> **PROBLEM TO SOLVE**
Extract every line below that contains the word "Specific".

> **DATASET RECORDS**
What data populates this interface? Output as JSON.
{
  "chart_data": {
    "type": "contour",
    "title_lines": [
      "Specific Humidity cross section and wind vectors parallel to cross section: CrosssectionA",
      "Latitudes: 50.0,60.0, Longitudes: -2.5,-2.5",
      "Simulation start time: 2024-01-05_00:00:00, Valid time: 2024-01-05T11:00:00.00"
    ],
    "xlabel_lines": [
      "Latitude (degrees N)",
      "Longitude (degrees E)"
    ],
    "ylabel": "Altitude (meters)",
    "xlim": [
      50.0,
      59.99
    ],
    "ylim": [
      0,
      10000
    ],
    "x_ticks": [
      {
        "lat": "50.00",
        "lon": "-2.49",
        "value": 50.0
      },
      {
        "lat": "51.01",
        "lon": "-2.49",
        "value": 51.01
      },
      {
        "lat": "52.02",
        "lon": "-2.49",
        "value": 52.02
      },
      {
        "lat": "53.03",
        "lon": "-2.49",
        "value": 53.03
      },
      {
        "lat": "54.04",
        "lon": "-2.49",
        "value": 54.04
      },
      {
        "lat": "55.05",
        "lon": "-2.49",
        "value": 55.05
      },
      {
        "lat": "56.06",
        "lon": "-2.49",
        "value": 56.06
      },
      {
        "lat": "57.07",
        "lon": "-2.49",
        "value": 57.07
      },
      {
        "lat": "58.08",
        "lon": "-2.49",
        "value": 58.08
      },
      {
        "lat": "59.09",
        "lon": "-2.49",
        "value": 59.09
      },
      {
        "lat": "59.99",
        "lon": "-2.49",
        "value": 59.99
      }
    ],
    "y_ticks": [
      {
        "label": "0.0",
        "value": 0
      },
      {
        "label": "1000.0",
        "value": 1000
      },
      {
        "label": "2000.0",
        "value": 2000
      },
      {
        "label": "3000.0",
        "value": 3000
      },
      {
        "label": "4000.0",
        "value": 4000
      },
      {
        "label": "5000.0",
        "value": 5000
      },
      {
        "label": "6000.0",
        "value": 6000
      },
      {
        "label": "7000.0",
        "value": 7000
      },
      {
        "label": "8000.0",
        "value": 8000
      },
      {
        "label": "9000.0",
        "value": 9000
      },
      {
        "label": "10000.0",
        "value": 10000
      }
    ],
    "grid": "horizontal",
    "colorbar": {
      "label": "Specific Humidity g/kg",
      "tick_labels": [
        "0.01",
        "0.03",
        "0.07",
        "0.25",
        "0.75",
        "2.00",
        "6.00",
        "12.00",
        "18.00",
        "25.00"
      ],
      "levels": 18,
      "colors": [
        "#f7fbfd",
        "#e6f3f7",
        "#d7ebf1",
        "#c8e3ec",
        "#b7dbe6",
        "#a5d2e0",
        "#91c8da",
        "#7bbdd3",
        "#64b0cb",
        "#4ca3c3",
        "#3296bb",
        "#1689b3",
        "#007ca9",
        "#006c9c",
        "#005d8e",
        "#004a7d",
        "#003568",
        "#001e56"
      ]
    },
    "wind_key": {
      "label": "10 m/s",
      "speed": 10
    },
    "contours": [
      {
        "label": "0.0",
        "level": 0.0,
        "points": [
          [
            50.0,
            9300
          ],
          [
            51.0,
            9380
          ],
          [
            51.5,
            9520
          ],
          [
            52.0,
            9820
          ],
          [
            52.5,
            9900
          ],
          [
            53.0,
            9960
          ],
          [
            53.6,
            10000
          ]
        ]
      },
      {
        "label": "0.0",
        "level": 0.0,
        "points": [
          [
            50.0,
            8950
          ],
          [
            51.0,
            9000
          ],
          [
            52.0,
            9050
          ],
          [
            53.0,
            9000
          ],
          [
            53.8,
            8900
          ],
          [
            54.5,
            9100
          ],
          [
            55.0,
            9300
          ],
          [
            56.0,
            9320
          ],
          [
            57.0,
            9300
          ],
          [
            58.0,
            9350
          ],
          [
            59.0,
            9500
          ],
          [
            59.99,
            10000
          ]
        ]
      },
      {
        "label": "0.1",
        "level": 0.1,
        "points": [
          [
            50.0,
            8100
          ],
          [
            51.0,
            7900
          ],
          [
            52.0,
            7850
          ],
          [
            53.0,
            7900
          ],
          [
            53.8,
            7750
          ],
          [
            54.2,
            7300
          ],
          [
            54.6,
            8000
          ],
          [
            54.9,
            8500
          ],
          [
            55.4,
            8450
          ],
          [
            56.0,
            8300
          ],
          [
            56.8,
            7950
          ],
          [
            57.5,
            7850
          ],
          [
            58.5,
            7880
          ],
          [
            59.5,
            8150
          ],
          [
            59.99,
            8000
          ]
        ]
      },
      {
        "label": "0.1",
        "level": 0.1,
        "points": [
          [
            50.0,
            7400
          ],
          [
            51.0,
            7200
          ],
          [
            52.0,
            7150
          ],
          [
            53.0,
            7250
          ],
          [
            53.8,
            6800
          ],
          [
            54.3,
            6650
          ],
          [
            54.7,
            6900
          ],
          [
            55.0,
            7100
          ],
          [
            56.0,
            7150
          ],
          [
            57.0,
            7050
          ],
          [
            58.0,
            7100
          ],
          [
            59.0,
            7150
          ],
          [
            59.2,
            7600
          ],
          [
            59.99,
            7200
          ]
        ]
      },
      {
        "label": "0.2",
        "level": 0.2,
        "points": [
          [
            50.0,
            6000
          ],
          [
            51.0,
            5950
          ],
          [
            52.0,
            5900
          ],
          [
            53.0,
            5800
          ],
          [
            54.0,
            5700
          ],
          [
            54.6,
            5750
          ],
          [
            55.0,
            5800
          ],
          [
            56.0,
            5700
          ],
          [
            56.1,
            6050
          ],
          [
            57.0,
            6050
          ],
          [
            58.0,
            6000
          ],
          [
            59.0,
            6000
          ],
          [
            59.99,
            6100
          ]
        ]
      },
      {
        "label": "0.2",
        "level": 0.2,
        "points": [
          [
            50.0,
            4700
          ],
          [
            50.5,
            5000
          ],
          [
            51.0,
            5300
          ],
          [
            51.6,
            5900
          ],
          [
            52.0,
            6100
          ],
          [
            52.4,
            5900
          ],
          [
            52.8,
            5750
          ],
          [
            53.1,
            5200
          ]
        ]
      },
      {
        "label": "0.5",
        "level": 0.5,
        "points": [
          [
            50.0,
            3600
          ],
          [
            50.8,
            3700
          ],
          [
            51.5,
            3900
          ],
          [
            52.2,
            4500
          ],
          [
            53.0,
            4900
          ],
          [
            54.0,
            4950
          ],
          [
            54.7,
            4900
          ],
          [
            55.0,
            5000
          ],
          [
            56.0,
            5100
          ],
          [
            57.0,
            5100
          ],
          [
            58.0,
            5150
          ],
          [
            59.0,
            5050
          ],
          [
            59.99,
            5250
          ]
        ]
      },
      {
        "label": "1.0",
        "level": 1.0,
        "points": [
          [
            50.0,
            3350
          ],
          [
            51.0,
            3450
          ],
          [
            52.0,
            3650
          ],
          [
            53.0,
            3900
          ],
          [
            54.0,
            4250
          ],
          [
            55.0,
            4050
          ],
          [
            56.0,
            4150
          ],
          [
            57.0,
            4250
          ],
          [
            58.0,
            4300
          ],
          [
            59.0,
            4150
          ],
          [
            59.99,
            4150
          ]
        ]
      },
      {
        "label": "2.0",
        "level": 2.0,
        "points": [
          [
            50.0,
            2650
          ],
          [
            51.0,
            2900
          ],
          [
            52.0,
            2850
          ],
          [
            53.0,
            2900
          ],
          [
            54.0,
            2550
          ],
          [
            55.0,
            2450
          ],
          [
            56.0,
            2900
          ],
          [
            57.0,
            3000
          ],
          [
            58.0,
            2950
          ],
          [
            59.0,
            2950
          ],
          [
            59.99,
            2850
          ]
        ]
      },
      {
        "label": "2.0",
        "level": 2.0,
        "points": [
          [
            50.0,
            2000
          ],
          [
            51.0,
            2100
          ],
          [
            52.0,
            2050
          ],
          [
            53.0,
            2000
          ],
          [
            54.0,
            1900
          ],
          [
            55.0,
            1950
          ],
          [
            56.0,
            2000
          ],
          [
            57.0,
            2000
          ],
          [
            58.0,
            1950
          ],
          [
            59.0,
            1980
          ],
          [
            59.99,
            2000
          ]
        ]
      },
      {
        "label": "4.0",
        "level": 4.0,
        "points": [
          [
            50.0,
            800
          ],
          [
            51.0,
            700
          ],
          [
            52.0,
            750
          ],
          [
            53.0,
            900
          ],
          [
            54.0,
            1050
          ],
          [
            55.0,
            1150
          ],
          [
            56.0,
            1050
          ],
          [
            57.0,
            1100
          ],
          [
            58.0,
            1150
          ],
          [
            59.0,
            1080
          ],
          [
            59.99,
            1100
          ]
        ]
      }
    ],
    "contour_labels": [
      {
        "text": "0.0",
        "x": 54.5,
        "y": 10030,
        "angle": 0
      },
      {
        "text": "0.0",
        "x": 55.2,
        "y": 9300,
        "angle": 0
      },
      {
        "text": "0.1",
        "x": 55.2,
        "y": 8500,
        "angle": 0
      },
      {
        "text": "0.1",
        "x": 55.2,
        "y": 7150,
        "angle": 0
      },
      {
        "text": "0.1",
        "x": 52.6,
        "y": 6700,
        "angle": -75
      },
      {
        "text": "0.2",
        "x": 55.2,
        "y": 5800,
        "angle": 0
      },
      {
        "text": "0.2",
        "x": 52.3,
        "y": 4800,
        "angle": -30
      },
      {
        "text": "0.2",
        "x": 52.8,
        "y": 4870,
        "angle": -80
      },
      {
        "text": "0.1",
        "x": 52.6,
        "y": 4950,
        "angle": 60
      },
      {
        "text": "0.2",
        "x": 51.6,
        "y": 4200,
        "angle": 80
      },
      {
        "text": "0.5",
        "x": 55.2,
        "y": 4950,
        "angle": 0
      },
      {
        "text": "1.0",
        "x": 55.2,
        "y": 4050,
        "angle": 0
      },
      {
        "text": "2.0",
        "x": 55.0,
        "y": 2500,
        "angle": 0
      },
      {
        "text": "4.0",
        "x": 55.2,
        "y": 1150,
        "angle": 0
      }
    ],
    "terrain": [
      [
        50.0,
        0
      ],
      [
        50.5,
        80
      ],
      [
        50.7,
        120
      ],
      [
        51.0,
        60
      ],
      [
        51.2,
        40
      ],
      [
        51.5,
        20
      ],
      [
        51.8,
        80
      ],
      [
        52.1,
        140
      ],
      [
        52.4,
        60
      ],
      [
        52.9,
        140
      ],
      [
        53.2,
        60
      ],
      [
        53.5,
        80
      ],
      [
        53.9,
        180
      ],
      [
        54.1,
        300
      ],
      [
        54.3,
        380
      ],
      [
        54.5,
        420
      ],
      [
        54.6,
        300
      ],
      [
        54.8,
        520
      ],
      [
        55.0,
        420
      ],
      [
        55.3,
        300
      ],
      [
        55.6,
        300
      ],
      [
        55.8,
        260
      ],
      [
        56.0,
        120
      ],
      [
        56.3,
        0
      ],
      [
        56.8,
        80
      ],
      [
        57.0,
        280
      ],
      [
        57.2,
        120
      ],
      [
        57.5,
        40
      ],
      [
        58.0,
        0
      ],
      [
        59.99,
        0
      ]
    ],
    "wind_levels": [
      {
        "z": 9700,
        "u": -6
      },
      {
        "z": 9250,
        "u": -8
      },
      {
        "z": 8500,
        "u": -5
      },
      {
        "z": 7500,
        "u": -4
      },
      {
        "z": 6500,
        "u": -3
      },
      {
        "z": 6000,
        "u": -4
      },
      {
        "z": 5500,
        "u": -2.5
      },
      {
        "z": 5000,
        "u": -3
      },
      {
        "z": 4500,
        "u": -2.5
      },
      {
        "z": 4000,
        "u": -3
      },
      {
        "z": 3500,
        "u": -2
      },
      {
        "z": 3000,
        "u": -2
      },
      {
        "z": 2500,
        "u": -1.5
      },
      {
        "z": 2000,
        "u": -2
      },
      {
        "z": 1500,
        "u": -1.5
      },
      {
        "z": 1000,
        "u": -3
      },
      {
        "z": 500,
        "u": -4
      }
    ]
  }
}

> **RESULT FOR THIS TASK**
      "Specific Humidity cross section and wind vectors parallel to cross section: CrosssectionA",
      "label": "Specific Humidity g/kg",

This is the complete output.